**Work to be completed:**
Drop every picture and give the entries back exactly.

(Collected data entries)
----
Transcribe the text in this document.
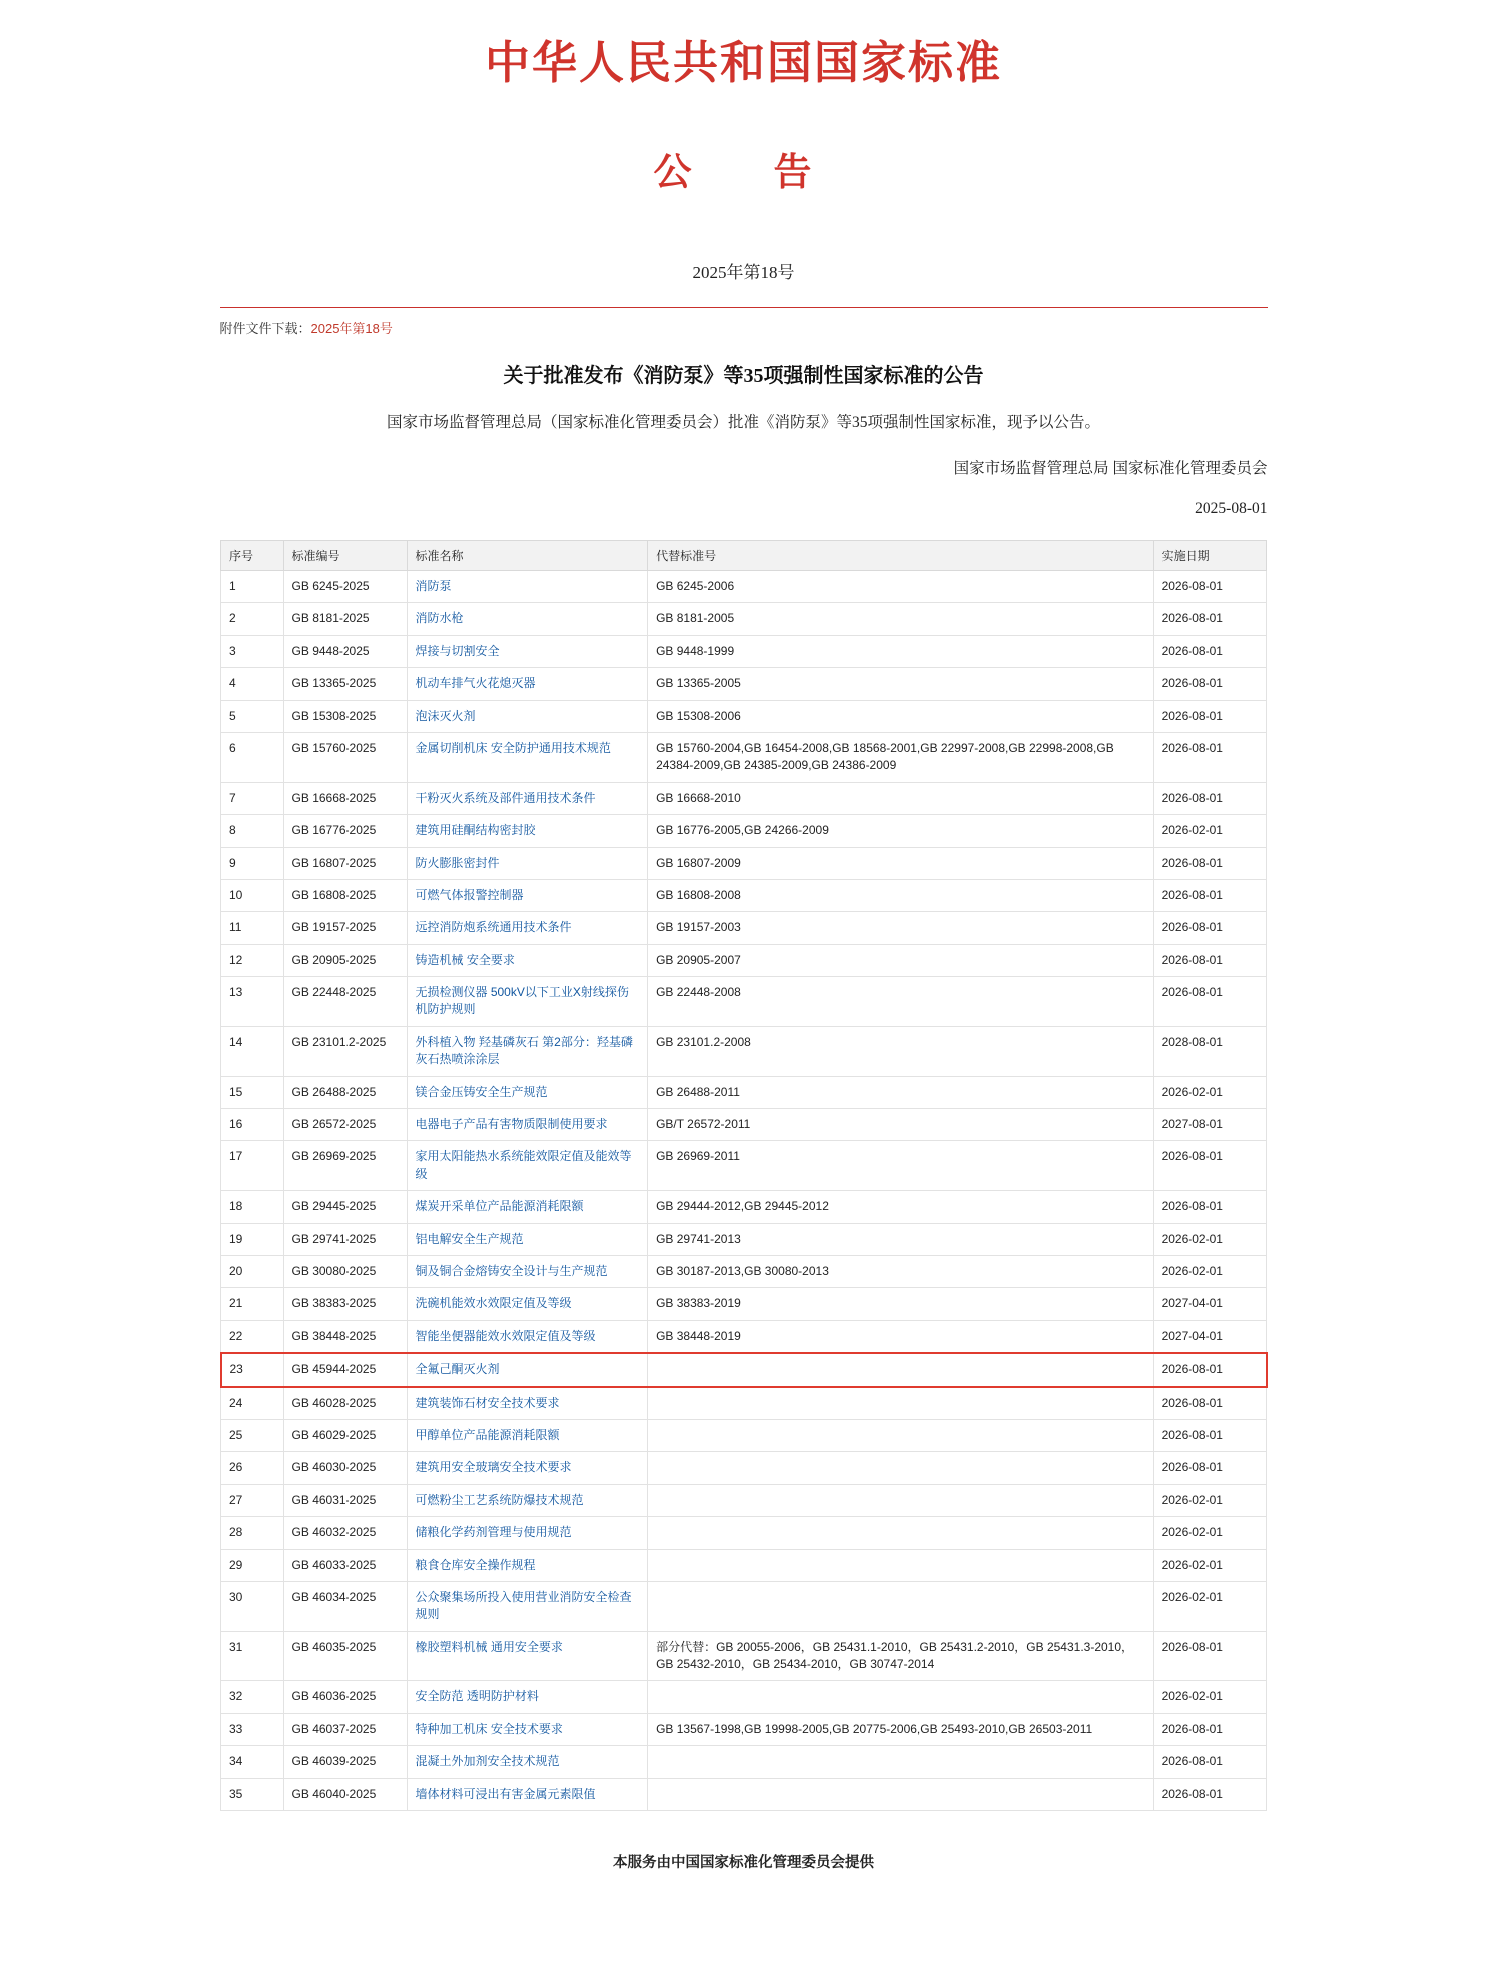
中华人民共和国国家标准
公　告
2025年第18号
附件文件下载：2025年第18号
关于批准发布《消防泵》等35项强制性国家标准的公告
国家市场监督管理总局（国家标准化管理委员会）批准《消防泵》等35项强制性国家标准，现予以公告。
国家市场监督管理总局 国家标准化管理委员会
2025-08-01
序号	标准编号	标准名称	代替标准号	实施日期
1	GB 6245-2025	消防泵	GB 6245-2006	2026-08-01
2	GB 8181-2025	消防水枪	GB 8181-2005	2026-08-01
3	GB 9448-2025	焊接与切割安全	GB 9448-1999	2026-08-01
4	GB 13365-2025	机动车排气火花熄灭器	GB 13365-2005	2026-08-01
5	GB 15308-2025	泡沫灭火剂	GB 15308-2006	2026-08-01
6	GB 15760-2025	金属切削机床 安全防护通用技术规范	GB 15760-2004,GB 16454-2008,GB 18568-2001,GB 22997-2008,GB 22998-2008,GB 24384-2009,GB 24385-2009,GB 24386-2009	2026-08-01
7	GB 16668-2025	干粉灭火系统及部件通用技术条件	GB 16668-2010	2026-08-01
8	GB 16776-2025	建筑用硅酮结构密封胶	GB 16776-2005,GB 24266-2009	2026-02-01
9	GB 16807-2025	防火膨胀密封件	GB 16807-2009	2026-08-01
10	GB 16808-2025	可燃气体报警控制器	GB 16808-2008	2026-08-01
11	GB 19157-2025	远控消防炮系统通用技术条件	GB 19157-2003	2026-08-01
12	GB 20905-2025	铸造机械 安全要求	GB 20905-2007	2026-08-01
13	GB 22448-2025	无损检测仪器 500kV以下工业X射线探伤机防护规则	GB 22448-2008	2026-08-01
14	GB 23101.2-2025	外科植入物 羟基磷灰石 第2部分：羟基磷灰石热喷涂涂层	GB 23101.2-2008	2028-08-01
15	GB 26488-2025	镁合金压铸安全生产规范	GB 26488-2011	2026-02-01
16	GB 26572-2025	电器电子产品有害物质限制使用要求	GB/T 26572-2011	2027-08-01
17	GB 26969-2025	家用太阳能热水系统能效限定值及能效等级	GB 26969-2011	2026-08-01
18	GB 29445-2025	煤炭开采单位产品能源消耗限额	GB 29444-2012,GB 29445-2012	2026-08-01
19	GB 29741-2025	铝电解安全生产规范	GB 29741-2013	2026-02-01
20	GB 30080-2025	铜及铜合金熔铸安全设计与生产规范	GB 30187-2013,GB 30080-2013	2026-02-01
21	GB 38383-2025	洗碗机能效水效限定值及等级	GB 38383-2019	2027-04-01
22	GB 38448-2025	智能坐便器能效水效限定值及等级	GB 38448-2019	2027-04-01
23	GB 45944-2025	全氟己酮灭火剂		2026-08-01
24	GB 46028-2025	建筑装饰石材安全技术要求		2026-08-01
25	GB 46029-2025	甲醇单位产品能源消耗限额		2026-08-01
26	GB 46030-2025	建筑用安全玻璃安全技术要求		2026-08-01
27	GB 46031-2025	可燃粉尘工艺系统防爆技术规范		2026-02-01
28	GB 46032-2025	储粮化学药剂管理与使用规范		2026-02-01
29	GB 46033-2025	粮食仓库安全操作规程		2026-02-01
30	GB 46034-2025	公众聚集场所投入使用营业消防安全检查规则		2026-02-01
31	GB 46035-2025	橡胶塑料机械 通用安全要求	部分代替：GB 20055-2006，GB 25431.1-2010，GB 25431.2-2010，GB 25431.3-2010，GB 25432-2010，GB 25434-2010，GB 30747-2014	2026-08-01
32	GB 46036-2025	安全防范 透明防护材料		2026-02-01
33	GB 46037-2025	特种加工机床 安全技术要求	GB 13567-1998,GB 19998-2005,GB 20775-2006,GB 25493-2010,GB 26503-2011	2026-08-01
34	GB 46039-2025	混凝土外加剂安全技术规范		2026-08-01
35	GB 46040-2025	墙体材料可浸出有害金属元素限值		2026-08-01
本服务由中国国家标准化管理委员会提供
----
**Answer for this exercise:**
Transcribe the text in this document.
中华人民共和国国家标准
公　告
2025年第18号
附件文件下载：2025年第18号
关于批准发布《消防泵》等35项强制性国家标准的公告
国家市场监督管理总局（国家标准化管理委员会）批准《消防泵》等35项强制性国家标准，现予以公告。
国家市场监督管理总局 国家标准化管理委员会
2025-08-01
序号	标准编号	标准名称	代替标准号	实施日期
1	GB 6245-2025	消防泵	GB 6245-2006	2026-08-01
2	GB 8181-2025	消防水枪	GB 8181-2005	2026-08-01
3	GB 9448-2025	焊接与切割安全	GB 9448-1999	2026-08-01
4	GB 13365-2025	机动车排气火花熄灭器	GB 13365-2005	2026-08-01
5	GB 15308-2025	泡沫灭火剂	GB 15308-2006	2026-08-01
6	GB 15760-2025	金属切削机床 安全防护通用技术规范	GB 15760-2004,GB 16454-2008,GB 18568-2001,GB 22997-2008,GB 22998-2008,GB 24384-2009,GB 24385-2009,GB 24386-2009	2026-08-01
7	GB 16668-2025	干粉灭火系统及部件通用技术条件	GB 16668-2010	2026-08-01
8	GB 16776-2025	建筑用硅酮结构密封胶	GB 16776-2005,GB 24266-2009	2026-02-01
9	GB 16807-2025	防火膨胀密封件	GB 16807-2009	2026-08-01
10	GB 16808-2025	可燃气体报警控制器	GB 16808-2008	2026-08-01
11	GB 19157-2025	远控消防炮系统通用技术条件	GB 19157-2003	2026-08-01
12	GB 20905-2025	铸造机械 安全要求	GB 20905-2007	2026-08-01
13	GB 22448-2025	无损检测仪器 500kV以下工业X射线探伤机防护规则	GB 22448-2008	2026-08-01
14	GB 23101.2-2025	外科植入物 羟基磷灰石 第2部分：羟基磷灰石热喷涂涂层	GB 23101.2-2008	2028-08-01
15	GB 26488-2025	镁合金压铸安全生产规范	GB 26488-2011	2026-02-01
16	GB 26572-2025	电器电子产品有害物质限制使用要求	GB/T 26572-2011	2027-08-01
17	GB 26969-2025	家用太阳能热水系统能效限定值及能效等级	GB 26969-2011	2026-08-01
18	GB 29445-2025	煤炭开采单位产品能源消耗限额	GB 29444-2012,GB 29445-2012	2026-08-01
19	GB 29741-2025	铝电解安全生产规范	GB 29741-2013	2026-02-01
20	GB 30080-2025	铜及铜合金熔铸安全设计与生产规范	GB 30187-2013,GB 30080-2013	2026-02-01
21	GB 38383-2025	洗碗机能效水效限定值及等级	GB 38383-2019	2027-04-01
22	GB 38448-2025	智能坐便器能效水效限定值及等级	GB 38448-2019	2027-04-01
23	GB 45944-2025	全氟己酮灭火剂		2026-08-01
24	GB 46028-2025	建筑装饰石材安全技术要求		2026-08-01
25	GB 46029-2025	甲醇单位产品能源消耗限额		2026-08-01
26	GB 46030-2025	建筑用安全玻璃安全技术要求		2026-08-01
27	GB 46031-2025	可燃粉尘工艺系统防爆技术规范		2026-02-01
28	GB 46032-2025	储粮化学药剂管理与使用规范		2026-02-01
29	GB 46033-2025	粮食仓库安全操作规程		2026-02-01
30	GB 46034-2025	公众聚集场所投入使用营业消防安全检查规则		2026-02-01
31	GB 46035-2025	橡胶塑料机械 通用安全要求	部分代替：GB 20055-2006，GB 25431.1-2010，GB 25431.2-2010，GB 25431.3-2010，GB 25432-2010，GB 25434-2010，GB 30747-2014	2026-08-01
32	GB 46036-2025	安全防范 透明防护材料		2026-02-01
33	GB 46037-2025	特种加工机床 安全技术要求	GB 13567-1998,GB 19998-2005,GB 20775-2006,GB 25493-2010,GB 26503-2011	2026-08-01
34	GB 46039-2025	混凝土外加剂安全技术规范		2026-08-01
35	GB 46040-2025	墙体材料可浸出有害金属元素限值		2026-08-01
本服务由中国国家标准化管理委员会提供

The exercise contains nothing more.